Data section —
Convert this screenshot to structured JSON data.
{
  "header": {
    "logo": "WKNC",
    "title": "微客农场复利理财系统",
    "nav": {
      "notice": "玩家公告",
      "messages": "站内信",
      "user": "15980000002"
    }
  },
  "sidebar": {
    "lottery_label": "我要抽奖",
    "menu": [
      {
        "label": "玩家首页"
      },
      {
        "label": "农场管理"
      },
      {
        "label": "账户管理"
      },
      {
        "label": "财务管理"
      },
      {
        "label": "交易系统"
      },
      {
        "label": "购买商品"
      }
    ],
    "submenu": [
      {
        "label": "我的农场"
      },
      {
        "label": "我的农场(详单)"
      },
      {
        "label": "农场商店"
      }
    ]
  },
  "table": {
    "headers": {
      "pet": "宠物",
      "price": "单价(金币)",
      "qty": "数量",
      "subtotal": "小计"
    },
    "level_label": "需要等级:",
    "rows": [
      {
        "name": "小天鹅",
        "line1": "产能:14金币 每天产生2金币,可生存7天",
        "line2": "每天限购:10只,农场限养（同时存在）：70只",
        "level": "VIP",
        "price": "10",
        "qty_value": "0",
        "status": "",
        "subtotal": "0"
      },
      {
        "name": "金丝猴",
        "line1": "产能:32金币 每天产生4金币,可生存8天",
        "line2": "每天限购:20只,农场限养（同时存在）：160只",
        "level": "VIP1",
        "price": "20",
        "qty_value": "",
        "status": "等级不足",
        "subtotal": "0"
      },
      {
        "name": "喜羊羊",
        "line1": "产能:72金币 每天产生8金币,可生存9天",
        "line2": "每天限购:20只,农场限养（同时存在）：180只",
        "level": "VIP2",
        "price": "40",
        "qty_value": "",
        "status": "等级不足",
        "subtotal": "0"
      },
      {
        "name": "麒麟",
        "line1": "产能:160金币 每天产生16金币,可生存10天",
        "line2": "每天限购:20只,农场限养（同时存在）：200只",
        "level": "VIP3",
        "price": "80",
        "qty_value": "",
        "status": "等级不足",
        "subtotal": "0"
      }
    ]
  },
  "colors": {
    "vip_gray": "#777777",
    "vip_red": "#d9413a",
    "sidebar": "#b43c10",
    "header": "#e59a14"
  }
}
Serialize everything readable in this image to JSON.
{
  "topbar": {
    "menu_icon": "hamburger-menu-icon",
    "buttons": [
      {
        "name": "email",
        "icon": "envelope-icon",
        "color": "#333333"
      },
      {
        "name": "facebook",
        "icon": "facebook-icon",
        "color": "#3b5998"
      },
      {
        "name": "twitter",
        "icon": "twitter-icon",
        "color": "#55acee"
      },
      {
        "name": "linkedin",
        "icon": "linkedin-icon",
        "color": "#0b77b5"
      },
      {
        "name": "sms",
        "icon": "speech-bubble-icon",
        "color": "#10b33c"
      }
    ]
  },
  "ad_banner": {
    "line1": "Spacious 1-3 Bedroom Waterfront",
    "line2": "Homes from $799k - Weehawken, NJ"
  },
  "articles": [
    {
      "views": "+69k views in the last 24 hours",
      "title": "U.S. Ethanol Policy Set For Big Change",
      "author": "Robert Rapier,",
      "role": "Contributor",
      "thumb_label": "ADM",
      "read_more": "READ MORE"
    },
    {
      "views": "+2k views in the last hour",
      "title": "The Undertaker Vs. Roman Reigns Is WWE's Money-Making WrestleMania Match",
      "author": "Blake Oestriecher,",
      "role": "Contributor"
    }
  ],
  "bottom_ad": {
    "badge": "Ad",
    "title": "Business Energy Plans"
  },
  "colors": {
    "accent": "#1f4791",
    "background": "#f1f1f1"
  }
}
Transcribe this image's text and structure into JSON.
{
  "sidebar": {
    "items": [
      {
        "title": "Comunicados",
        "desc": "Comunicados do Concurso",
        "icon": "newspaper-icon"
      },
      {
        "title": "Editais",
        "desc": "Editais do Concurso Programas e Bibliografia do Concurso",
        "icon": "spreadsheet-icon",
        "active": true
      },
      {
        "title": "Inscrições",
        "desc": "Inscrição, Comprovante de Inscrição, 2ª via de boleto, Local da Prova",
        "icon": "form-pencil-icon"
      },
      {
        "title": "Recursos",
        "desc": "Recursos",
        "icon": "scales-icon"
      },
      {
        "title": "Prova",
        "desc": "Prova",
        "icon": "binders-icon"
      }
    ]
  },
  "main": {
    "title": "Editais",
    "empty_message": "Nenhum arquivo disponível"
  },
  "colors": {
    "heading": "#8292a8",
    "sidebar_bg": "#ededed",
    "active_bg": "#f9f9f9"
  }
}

What to produce — Report how many lines of the listing hold the string "JSON", giving only the number.

The response — 3